■ Given exercise:
Copy the items below word for word, starting at the line that contains "tab-activity[interactable]: Activity <box>273" and ending after the line that contains "publication-card[interactable]: Forest of".

>>>>

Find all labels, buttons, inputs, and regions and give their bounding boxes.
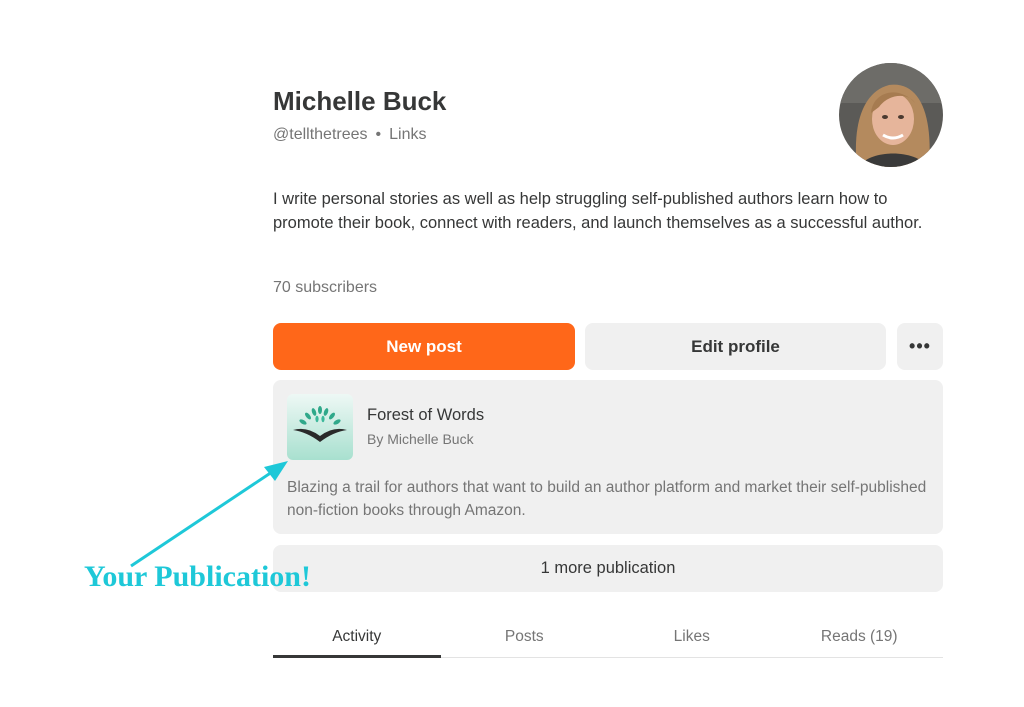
tab-activity[interactable]: Activity <box>273 620 441 658</box>
tab-posts[interactable]: Posts <box>441 620 609 657</box>
links-link[interactable]: Links <box>389 126 426 144</box>
profile-name: Michelle Buck <box>273 86 447 116</box>
annotation-label: Your Publication! <box>84 560 311 593</box>
publication-description: Blazing a trail for authors that want to… <box>287 479 927 519</box>
avatar[interactable] <box>839 63 943 167</box>
publication-author: By Michelle Buck <box>367 431 474 447</box>
tree-book-logo-icon <box>287 394 353 460</box>
subscriber-count[interactable]: 70 subscribers <box>273 279 377 297</box>
profile-bio: I write personal stories as well as help… <box>273 190 923 232</box>
publication-card[interactable]: Forest of Words By Michelle Buck Blazing… <box>273 380 943 534</box>
more-publications-button[interactable]: 1 more publication <box>273 545 943 592</box>
profile-tabs: Activity Posts Likes Reads (19) <box>273 620 943 658</box>
tab-reads[interactable]: Reads (19) <box>776 620 944 657</box>
edit-profile-button[interactable]: Edit profile <box>585 323 886 370</box>
meta-separator: • <box>375 126 382 143</box>
new-post-button[interactable]: New post <box>273 323 575 370</box>
user-photo-icon <box>839 63 943 167</box>
more-options-button[interactable]: ••• <box>897 323 943 370</box>
profile-handle: @tellthetrees <box>273 126 368 143</box>
publication-title: Forest of Words <box>367 406 485 424</box>
publication-logo <box>287 394 353 460</box>
profile-meta: @tellthetrees • Links <box>273 126 426 144</box>
tab-likes[interactable]: Likes <box>608 620 776 657</box>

<<<<

■ Answer in full:
tab-activity[interactable]: Activity <box>273 620 441 658</box>
tab-posts[interactable]: Posts <box>441 620 609 657</box>
links-link[interactable]: Links <box>389 126 426 144</box>
profile-name: Michelle Buck <box>273 86 447 116</box>
annotation-label: Your Publication! <box>84 560 311 593</box>
publication-description: Blazing a trail for authors that want to… <box>287 479 927 519</box>
avatar[interactable] <box>839 63 943 167</box>
publication-author: By Michelle Buck <box>367 431 474 447</box>
tree-book-logo-icon <box>287 394 353 460</box>
subscriber-count[interactable]: 70 subscribers <box>273 279 377 297</box>
profile-bio: I write personal stories as well as help… <box>273 190 923 232</box>
publication-card[interactable]: Forest of Words By Michelle Buck Blazing… <box>273 380 943 534</box>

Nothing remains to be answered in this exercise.